**Exercise prompt**
In the data below, find every line that has the string "пени", and copy it.

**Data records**
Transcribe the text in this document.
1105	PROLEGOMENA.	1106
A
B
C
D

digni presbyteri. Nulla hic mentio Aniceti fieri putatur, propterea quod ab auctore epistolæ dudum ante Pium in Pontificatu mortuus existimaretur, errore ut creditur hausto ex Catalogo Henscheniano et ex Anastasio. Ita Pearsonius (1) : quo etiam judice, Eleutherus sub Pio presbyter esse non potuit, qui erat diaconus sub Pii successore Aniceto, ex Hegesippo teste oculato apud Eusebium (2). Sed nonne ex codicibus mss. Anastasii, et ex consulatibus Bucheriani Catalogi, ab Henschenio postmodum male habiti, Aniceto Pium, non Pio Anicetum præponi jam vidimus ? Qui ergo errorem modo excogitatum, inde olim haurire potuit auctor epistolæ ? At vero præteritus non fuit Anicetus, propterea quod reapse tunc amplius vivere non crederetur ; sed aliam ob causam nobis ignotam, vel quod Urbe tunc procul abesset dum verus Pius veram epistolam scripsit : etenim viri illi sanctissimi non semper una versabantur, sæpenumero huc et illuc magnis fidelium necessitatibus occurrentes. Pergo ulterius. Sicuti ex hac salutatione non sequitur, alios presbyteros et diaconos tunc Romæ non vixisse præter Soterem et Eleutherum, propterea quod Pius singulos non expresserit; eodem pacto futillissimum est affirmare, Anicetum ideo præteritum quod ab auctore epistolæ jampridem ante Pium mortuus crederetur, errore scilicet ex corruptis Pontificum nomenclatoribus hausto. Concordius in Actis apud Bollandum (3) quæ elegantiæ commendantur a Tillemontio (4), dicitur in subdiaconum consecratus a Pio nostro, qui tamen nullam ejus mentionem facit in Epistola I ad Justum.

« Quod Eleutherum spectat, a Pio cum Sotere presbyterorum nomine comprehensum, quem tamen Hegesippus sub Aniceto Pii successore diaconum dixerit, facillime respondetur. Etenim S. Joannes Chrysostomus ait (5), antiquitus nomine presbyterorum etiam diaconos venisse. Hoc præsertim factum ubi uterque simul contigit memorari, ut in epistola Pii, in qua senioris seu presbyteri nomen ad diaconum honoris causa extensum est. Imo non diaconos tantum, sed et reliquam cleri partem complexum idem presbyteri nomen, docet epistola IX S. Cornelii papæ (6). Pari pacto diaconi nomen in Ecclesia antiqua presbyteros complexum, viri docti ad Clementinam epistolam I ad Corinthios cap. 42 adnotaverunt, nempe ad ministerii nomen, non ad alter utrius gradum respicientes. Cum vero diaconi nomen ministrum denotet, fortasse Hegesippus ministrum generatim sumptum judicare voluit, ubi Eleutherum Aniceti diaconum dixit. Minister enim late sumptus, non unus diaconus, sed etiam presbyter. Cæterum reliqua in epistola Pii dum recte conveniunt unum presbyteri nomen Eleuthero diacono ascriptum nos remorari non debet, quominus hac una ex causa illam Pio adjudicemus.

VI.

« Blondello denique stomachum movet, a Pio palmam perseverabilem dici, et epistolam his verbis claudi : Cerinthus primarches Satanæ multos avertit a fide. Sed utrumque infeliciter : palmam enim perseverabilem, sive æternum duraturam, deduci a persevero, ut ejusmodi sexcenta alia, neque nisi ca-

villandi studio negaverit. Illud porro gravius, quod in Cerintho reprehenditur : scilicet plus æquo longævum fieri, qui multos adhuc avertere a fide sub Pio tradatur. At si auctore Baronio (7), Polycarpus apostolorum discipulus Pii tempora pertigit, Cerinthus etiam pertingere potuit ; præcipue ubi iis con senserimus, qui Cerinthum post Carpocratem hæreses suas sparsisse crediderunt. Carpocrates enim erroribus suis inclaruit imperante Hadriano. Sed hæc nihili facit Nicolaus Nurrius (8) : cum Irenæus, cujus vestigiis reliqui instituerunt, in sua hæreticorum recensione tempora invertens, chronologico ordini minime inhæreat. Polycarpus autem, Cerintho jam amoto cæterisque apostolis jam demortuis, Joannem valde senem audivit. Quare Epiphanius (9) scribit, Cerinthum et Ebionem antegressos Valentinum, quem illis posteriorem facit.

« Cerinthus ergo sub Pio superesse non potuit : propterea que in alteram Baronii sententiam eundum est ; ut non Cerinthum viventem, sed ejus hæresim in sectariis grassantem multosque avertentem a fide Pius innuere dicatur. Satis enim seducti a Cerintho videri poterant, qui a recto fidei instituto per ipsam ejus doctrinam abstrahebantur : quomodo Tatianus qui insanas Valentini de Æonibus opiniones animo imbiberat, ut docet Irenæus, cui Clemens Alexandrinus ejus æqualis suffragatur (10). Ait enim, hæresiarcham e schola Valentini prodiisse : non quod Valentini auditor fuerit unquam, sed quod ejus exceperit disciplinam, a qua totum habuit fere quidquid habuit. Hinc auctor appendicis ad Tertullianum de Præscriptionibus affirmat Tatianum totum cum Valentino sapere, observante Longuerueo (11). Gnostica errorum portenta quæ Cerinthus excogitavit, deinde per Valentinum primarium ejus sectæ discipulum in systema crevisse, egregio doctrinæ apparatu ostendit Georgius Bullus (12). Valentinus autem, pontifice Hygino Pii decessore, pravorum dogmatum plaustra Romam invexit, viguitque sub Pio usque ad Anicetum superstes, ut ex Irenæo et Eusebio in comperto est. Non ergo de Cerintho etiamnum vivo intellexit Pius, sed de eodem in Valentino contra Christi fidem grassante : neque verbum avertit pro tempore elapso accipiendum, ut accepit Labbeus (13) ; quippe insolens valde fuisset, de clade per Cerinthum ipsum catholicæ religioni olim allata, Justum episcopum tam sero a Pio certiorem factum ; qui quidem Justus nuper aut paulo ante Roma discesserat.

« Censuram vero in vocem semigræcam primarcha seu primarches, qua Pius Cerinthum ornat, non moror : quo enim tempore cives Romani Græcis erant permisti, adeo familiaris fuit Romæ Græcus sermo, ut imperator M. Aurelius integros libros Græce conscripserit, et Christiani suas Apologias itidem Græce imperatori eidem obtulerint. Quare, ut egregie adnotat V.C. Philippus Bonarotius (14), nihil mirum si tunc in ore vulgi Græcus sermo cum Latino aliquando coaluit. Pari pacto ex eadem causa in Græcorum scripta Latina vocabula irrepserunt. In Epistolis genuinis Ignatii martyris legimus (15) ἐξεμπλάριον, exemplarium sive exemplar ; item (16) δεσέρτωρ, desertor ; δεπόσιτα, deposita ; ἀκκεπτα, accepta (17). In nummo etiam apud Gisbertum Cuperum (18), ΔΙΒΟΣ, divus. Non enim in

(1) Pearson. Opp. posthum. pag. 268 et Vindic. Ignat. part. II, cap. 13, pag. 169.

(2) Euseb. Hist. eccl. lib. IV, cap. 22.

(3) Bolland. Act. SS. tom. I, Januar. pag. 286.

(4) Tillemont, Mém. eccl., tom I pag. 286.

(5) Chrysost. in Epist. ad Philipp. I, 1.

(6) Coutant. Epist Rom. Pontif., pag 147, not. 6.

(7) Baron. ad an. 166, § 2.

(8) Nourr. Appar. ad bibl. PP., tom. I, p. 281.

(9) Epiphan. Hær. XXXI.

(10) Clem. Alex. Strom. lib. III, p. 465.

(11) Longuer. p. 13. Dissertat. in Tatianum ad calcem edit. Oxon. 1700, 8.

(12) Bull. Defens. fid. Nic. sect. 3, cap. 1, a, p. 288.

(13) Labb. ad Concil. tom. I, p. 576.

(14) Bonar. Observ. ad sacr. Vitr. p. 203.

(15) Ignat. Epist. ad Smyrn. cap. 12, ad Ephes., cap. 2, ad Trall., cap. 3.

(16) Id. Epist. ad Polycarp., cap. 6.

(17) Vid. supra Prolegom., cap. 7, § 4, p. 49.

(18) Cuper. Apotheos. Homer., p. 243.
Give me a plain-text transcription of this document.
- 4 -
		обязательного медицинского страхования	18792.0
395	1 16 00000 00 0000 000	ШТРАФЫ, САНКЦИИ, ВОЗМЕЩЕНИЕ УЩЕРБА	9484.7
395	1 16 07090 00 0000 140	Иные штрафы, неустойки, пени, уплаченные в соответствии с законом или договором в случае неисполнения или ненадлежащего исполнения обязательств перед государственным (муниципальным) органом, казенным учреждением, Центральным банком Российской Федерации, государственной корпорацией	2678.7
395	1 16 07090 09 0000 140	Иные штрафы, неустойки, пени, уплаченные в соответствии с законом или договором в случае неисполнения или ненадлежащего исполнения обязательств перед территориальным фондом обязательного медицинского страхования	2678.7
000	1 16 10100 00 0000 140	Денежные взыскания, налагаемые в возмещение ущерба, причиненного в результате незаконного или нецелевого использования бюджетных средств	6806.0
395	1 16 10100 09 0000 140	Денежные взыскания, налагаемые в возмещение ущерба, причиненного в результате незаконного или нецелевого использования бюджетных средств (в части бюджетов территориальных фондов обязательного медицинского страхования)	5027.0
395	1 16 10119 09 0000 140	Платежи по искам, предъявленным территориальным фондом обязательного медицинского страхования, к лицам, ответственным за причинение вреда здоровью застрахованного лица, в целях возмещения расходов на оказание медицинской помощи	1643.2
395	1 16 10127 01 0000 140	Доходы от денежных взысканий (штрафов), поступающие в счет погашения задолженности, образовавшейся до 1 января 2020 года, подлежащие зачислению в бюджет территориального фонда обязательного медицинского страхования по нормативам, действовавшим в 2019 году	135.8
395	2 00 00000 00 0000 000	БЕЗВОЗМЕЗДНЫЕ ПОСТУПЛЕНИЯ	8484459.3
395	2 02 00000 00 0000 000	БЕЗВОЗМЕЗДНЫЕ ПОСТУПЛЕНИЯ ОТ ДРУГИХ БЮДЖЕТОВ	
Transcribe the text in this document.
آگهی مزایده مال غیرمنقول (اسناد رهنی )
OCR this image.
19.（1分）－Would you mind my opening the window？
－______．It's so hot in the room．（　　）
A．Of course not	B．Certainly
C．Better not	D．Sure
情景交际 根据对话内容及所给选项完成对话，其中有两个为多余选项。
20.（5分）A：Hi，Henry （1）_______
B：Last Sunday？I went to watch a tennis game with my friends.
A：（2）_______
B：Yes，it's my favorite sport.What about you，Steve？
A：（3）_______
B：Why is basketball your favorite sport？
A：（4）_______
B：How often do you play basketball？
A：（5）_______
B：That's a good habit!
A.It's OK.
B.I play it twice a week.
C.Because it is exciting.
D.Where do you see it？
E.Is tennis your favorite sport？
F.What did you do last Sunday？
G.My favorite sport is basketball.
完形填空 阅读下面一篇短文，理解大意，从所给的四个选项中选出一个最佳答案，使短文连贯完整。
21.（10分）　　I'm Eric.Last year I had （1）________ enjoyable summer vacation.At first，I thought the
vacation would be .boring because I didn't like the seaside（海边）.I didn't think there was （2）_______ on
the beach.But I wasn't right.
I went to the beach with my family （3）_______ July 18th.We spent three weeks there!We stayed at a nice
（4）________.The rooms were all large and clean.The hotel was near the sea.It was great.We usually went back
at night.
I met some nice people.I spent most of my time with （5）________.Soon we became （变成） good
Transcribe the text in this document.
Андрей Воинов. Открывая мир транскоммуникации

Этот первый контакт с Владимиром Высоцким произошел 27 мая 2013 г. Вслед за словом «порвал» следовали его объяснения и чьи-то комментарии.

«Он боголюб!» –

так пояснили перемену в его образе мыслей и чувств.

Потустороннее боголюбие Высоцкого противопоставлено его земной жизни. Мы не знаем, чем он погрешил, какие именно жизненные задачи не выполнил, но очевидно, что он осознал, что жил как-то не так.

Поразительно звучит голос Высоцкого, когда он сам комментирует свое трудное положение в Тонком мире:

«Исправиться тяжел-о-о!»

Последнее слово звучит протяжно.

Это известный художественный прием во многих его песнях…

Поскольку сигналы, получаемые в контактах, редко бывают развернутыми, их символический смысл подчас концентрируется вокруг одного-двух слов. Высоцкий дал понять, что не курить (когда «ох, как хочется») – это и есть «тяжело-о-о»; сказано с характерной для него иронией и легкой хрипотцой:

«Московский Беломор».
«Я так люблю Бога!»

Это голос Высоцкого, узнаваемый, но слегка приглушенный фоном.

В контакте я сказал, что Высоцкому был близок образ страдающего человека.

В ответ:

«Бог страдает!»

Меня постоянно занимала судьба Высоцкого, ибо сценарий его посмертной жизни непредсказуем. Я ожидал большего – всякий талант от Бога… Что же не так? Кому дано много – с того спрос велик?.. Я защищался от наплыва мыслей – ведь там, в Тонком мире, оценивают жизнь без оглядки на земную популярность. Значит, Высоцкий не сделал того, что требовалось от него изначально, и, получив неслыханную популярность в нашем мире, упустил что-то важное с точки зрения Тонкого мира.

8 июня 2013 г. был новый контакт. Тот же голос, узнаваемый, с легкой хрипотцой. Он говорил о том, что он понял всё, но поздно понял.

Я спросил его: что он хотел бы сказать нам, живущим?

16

**Complete response**
395	1 16 07090 00 0000 140	Иные штрафы, неустойки, пени, уплаченные в соответствии с законом или договором в случае неисполнения или ненадлежащего исполнения обязательств перед государственным (муниципальным) органом, казенным учреждением, Центральным банком Российской Федерации, государственной корпорацией	2678.7
395	1 16 07090 09 0000 140	Иные штрафы, неустойки, пени, уплаченные в соответствии с законом или договором в случае неисполнения или ненадлежащего исполнения обязательств перед территориальным фондом обязательного медицинского страхования	2678.7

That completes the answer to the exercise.